**What you have to do:**
Pick out the lines below that contain the string "variation" and copy them all.

**Recorded data:**
..............................
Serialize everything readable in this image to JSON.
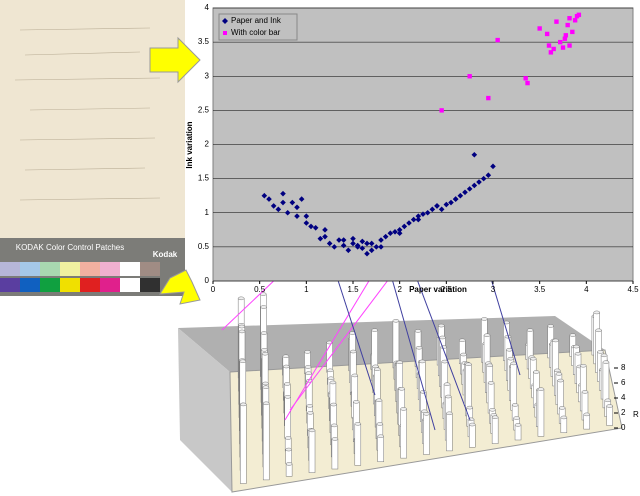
{
  "chart_data": {
    "type": "scatter",
    "xlabel": "Paper variation",
    "ylabel": "Ink variation",
    "xlim": [
      0,
      4.5
    ],
    "xticks": [
      0,
      0.5,
      1,
      1.5,
      2,
      2.5,
      3,
      3.5,
      4,
      4.5
    ],
    "ylim": [
      0,
      4
    ],
    "yticks": [
      0,
      0.5,
      1,
      1.5,
      2,
      2.5,
      3,
      3.5,
      4
    ],
    "grid": true,
    "legend": "upper-left",
    "series": [
      {
        "name": "Paper and Ink",
        "color": "#000080",
        "marker": "diamond",
        "x": [
          0.55,
          0.6,
          0.65,
          0.7,
          0.75,
          0.8,
          0.85,
          0.9,
          0.95,
          1.0,
          1.05,
          1.1,
          1.15,
          1.2,
          1.25,
          1.3,
          1.35,
          1.4,
          1.45,
          1.5,
          1.5,
          1.55,
          1.6,
          1.6,
          1.65,
          1.7,
          1.7,
          1.75,
          1.8,
          1.85,
          1.9,
          1.95,
          2.0,
          2.05,
          2.1,
          2.15,
          2.2,
          2.25,
          2.3,
          2.35,
          2.4,
          2.45,
          2.5,
          2.55,
          2.6,
          2.65,
          2.7,
          2.75,
          2.8,
          2.85,
          2.9,
          2.95,
          3.0,
          0.75,
          0.9,
          1.0,
          1.2,
          1.4,
          1.55,
          1.65,
          1.8,
          2.0,
          2.2,
          2.4,
          2.6,
          2.8
        ],
        "values": [
          1.25,
          1.2,
          1.1,
          1.05,
          1.28,
          1.0,
          1.15,
          0.95,
          1.2,
          0.85,
          0.8,
          0.78,
          0.62,
          0.65,
          0.55,
          0.5,
          0.6,
          0.52,
          0.45,
          0.55,
          0.62,
          0.5,
          0.48,
          0.58,
          0.4,
          0.55,
          0.45,
          0.5,
          0.6,
          0.65,
          0.7,
          0.72,
          0.75,
          0.8,
          0.85,
          0.9,
          0.95,
          0.98,
          1.0,
          1.05,
          1.1,
          1.05,
          1.12,
          1.15,
          1.2,
          1.25,
          1.3,
          1.35,
          1.4,
          1.45,
          1.5,
          1.55,
          1.68,
          1.15,
          1.08,
          0.95,
          0.75,
          0.6,
          0.52,
          0.55,
          0.5,
          0.7,
          0.9,
          1.1,
          1.2,
          1.85
        ]
      },
      {
        "name": "With color bar",
        "color": "#ff00ff",
        "marker": "square",
        "x": [
          2.45,
          2.75,
          2.95,
          3.05,
          3.35,
          3.37,
          3.5,
          3.58,
          3.62,
          3.65,
          3.68,
          3.72,
          3.75,
          3.78,
          3.8,
          3.82,
          3.85,
          3.88,
          3.9,
          3.92,
          3.82,
          3.77,
          3.6
        ],
        "values": [
          2.5,
          3.0,
          2.68,
          3.53,
          2.97,
          2.9,
          3.7,
          3.62,
          3.35,
          3.4,
          3.8,
          3.5,
          3.42,
          3.6,
          3.75,
          3.45,
          3.65,
          3.82,
          3.88,
          3.9,
          3.85,
          3.55,
          3.45
        ]
      }
    ]
  },
  "color_card": {
    "title": "KODAK Color Control Patches",
    "brand": "Kodak"
  },
  "surface_axis": {
    "ticks": [
      0,
      2,
      4,
      6,
      8
    ],
    "label": "R"
  }
}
..............................
**Answer to this task:**
    "xlabel": "Paper variation",
    "ylabel": "Ink variation",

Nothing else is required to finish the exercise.